■ Short problem ■
Reproduce the records below in full and exactly, without their images.

+ + + +

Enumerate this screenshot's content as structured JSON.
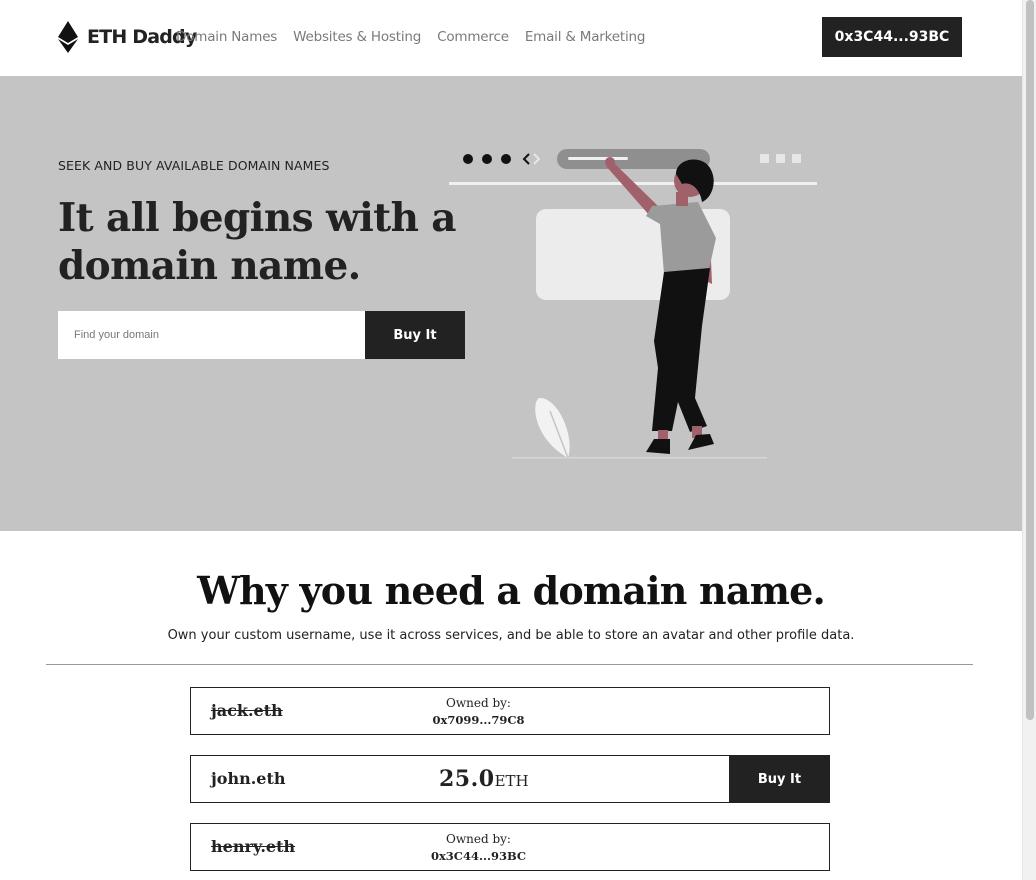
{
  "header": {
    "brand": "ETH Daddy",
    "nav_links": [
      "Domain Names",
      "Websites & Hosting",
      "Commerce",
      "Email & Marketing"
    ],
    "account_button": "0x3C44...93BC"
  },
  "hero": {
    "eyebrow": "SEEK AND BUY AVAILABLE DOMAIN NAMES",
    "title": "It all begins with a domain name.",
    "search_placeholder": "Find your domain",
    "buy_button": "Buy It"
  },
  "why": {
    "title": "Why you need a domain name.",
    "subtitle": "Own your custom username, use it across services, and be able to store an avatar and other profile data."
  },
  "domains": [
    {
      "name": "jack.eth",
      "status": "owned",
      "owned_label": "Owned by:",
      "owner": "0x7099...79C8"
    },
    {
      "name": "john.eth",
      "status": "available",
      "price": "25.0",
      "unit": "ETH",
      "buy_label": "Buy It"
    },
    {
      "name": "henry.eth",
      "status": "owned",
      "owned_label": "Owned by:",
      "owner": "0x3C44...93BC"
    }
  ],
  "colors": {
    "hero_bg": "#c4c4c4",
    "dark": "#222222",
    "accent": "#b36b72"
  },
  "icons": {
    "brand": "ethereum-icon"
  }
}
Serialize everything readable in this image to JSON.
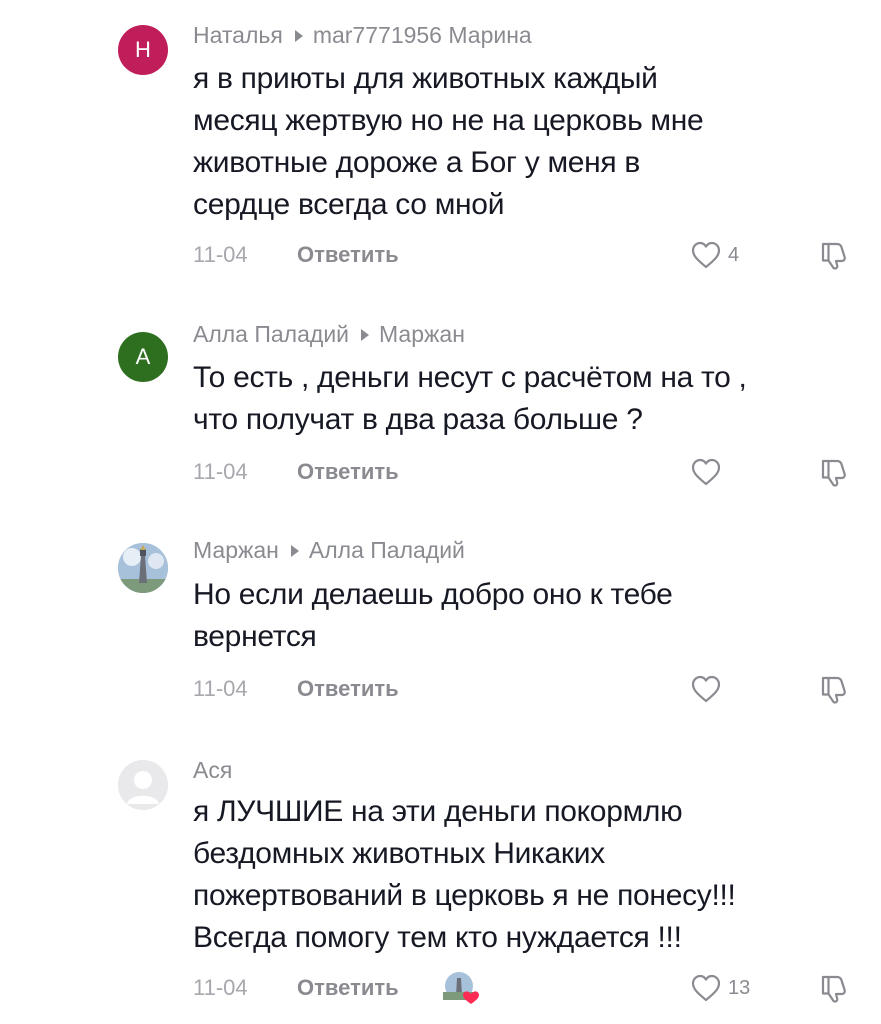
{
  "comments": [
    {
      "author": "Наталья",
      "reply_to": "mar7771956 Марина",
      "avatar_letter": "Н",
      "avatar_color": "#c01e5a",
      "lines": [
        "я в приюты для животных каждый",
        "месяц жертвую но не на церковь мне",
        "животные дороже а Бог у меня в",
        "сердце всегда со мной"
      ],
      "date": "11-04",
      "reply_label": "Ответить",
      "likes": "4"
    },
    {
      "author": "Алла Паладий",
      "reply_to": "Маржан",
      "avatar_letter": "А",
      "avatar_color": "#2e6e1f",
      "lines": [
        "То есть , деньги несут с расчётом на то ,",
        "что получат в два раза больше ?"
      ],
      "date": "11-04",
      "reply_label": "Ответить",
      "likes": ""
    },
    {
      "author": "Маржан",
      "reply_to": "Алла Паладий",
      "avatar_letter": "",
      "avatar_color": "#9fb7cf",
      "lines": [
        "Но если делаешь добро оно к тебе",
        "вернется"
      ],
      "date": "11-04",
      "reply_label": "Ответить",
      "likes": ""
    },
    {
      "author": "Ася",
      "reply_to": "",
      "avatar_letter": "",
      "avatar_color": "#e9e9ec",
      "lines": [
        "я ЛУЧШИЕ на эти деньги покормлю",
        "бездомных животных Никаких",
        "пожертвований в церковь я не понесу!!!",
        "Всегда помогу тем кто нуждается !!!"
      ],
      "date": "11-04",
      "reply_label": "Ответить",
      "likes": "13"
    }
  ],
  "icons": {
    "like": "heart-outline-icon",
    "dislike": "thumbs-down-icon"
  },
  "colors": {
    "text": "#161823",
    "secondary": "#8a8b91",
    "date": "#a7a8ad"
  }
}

+ + + +

■ Solved problem ■
Enumerate this screenshot's content as structured JSON.
{
  "header": {
    "brand": "ETH Daddy",
    "nav_links": [
      "Domain Names",
      "Websites & Hosting",
      "Commerce",
      "Email & Marketing"
    ],
    "account_button": "0x3C44...93BC"
  },
  "hero": {
    "eyebrow": "SEEK AND BUY AVAILABLE DOMAIN NAMES",
    "title": "It all begins with a domain name.",
    "search_placeholder": "Find your domain",
    "buy_button": "Buy It"
  },
  "why": {
    "title": "Why you need a domain name.",
    "subtitle": "Own your custom username, use it across services, and be able to store an avatar and other profile data."
  },
  "domains": [
    {
      "name": "jack.eth",
      "status": "owned",
      "owned_label": "Owned by:",
      "owner": "0x7099...79C8"
    },
    {
      "name": "john.eth",
      "status": "available",
      "price": "25.0",
      "unit": "ETH",
      "buy_label": "Buy It"
    },
    {
      "name": "henry.eth",
      "status": "owned",
      "owned_label": "Owned by:",
      "owner": "0x3C44...93BC"
    }
  ],
  "colors": {
    "hero_bg": "#c4c4c4",
    "dark": "#222222",
    "accent": "#b36b72"
  },
  "icons": {
    "brand": "ethereum-icon"
  }
}
Serialize everything readable in this image to JSON.
{
  "comments": [
    {
      "author": "Наталья",
      "reply_to": "mar7771956 Марина",
      "avatar_letter": "Н",
      "avatar_color": "#c01e5a",
      "lines": [
        "я в приюты для животных каждый",
        "месяц жертвую но не на церковь мне",
        "животные дороже а Бог у меня в",
        "сердце всегда со мной"
      ],
      "date": "11-04",
      "reply_label": "Ответить",
      "likes": "4"
    },
    {
      "author": "Алла Паладий",
      "reply_to": "Маржан",
      "avatar_letter": "А",
      "avatar_color": "#2e6e1f",
      "lines": [
        "То есть , деньги несут с расчётом на то ,",
        "что получат в два раза больше ?"
      ],
      "date": "11-04",
      "reply_label": "Ответить",
      "likes": ""
    },
    {
      "author": "Маржан",
      "reply_to": "Алла Паладий",
      "avatar_letter": "",
      "avatar_color": "#9fb7cf",
      "lines": [
        "Но если делаешь добро оно к тебе",
        "вернется"
      ],
      "date": "11-04",
      "reply_label": "Ответить",
      "likes": ""
    },
    {
      "author": "Ася",
      "reply_to": "",
      "avatar_letter": "",
      "avatar_color": "#e9e9ec",
      "lines": [
        "я ЛУЧШИЕ на эти деньги покормлю",
        "бездомных животных Никаких",
        "пожертвований в церковь я не понесу!!!",
        "Всегда помогу тем кто нуждается !!!"
      ],
      "date": "11-04",
      "reply_label": "Ответить",
      "likes": "13"
    }
  ],
  "icons": {
    "like": "heart-outline-icon",
    "dislike": "thumbs-down-icon"
  },
  "colors": {
    "text": "#161823",
    "secondary": "#8a8b91",
    "date": "#a7a8ad"
  }
}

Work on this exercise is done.